▶ [YOUR GOAL] The expected answer comprises all lines from the entries that contain the string "sources".

▶ [MATERIAL SUPPLIED]
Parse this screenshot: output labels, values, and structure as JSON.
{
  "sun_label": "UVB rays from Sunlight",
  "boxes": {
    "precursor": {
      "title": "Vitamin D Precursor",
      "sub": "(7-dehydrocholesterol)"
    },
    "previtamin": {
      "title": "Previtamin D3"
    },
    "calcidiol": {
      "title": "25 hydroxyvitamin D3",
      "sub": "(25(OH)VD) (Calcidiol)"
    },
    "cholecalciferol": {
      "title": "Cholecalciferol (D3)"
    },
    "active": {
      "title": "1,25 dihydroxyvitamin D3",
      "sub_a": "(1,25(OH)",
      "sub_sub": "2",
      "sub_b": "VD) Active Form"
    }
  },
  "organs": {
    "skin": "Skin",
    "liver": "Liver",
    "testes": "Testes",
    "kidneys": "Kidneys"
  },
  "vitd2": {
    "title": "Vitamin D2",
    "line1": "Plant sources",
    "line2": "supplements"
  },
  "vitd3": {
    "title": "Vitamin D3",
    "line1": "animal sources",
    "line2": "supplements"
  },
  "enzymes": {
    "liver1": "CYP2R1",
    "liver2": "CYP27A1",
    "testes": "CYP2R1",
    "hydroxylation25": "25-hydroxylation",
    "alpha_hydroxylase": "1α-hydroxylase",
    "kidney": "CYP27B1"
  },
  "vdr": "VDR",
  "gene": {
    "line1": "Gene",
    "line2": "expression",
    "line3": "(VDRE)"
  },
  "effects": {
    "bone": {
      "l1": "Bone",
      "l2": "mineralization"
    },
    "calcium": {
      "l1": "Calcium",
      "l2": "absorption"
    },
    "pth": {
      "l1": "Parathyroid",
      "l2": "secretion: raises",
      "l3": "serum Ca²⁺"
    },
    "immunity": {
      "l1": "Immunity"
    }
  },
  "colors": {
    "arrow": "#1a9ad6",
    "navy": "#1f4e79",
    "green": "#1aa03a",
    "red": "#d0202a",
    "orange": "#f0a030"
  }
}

▶ [RESULT]
    "line1": "Plant sources",
    "line1": "animal sources",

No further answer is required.